→ **EXERCISE INPUT**:
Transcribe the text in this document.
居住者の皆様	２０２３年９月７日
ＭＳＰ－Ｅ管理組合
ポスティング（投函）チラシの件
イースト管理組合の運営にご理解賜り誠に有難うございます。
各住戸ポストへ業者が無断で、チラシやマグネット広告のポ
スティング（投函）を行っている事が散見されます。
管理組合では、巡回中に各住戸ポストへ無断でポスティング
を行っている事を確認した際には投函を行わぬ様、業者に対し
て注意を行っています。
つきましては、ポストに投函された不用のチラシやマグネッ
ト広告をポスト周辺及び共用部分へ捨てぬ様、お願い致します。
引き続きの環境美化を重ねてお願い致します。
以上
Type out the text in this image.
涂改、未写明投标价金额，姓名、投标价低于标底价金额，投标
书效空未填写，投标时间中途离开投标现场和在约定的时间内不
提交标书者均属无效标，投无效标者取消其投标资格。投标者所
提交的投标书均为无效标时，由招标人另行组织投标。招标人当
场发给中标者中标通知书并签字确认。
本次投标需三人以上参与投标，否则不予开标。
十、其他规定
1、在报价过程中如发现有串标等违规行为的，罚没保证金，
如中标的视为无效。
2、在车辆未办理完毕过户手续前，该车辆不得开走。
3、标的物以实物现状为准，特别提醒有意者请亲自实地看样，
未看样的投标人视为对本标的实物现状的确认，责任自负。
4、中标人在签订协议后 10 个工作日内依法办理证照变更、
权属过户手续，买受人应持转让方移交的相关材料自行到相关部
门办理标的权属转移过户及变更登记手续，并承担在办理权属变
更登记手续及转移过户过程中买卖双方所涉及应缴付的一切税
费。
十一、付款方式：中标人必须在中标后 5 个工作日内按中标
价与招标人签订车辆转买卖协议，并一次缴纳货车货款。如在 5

→ **WHAT THE EXERCISE ASKS**:
Transcribe the data. Leave every line exactly as it is.

→ **OUTPUT FOR THIS TASK**:
Transcribe the text in this document.
居住者の皆様	２０２３年９月７日
ＭＳＰ－Ｅ管理組合
ポスティング（投函）チラシの件
イースト管理組合の運営にご理解賜り誠に有難うございます。
各住戸ポストへ業者が無断で、チラシやマグネット広告のポ
スティング（投函）を行っている事が散見されます。
管理組合では、巡回中に各住戸ポストへ無断でポスティング
を行っている事を確認した際には投函を行わぬ様、業者に対し
て注意を行っています。
つきましては、ポストに投函された不用のチラシやマグネッ
ト広告をポスト周辺及び共用部分へ捨てぬ様、お願い致します。
引き続きの環境美化を重ねてお願い致します。
以上
Type out the text in this image.
涂改、未写明投标价金额，姓名、投标价低于标底价金额，投标
书效空未填写，投标时间中途离开投标现场和在约定的时间内不
提交标书者均属无效标，投无效标者取消其投标资格。投标者所
提交的投标书均为无效标时，由招标人另行组织投标。招标人当
场发给中标者中标通知书并签字确认。
本次投标需三人以上参与投标，否则不予开标。
十、其他规定
1、在报价过程中如发现有串标等违规行为的，罚没保证金，
如中标的视为无效。
2、在车辆未办理完毕过户手续前，该车辆不得开走。
3、标的物以实物现状为准，特别提醒有意者请亲自实地看样，
未看样的投标人视为对本标的实物现状的确认，责任自负。
4、中标人在签订协议后 10 个工作日内依法办理证照变更、
权属过户手续，买受人应持转让方移交的相关材料自行到相关部
门办理标的权属转移过户及变更登记手续，并承担在办理权属变
更登记手续及转移过户过程中买卖双方所涉及应缴付的一切税
费。
十一、付款方式：中标人必须在中标后 5 个工作日内按中标
价与招标人签订车辆转买卖协议，并一次缴纳货车货款。如在 5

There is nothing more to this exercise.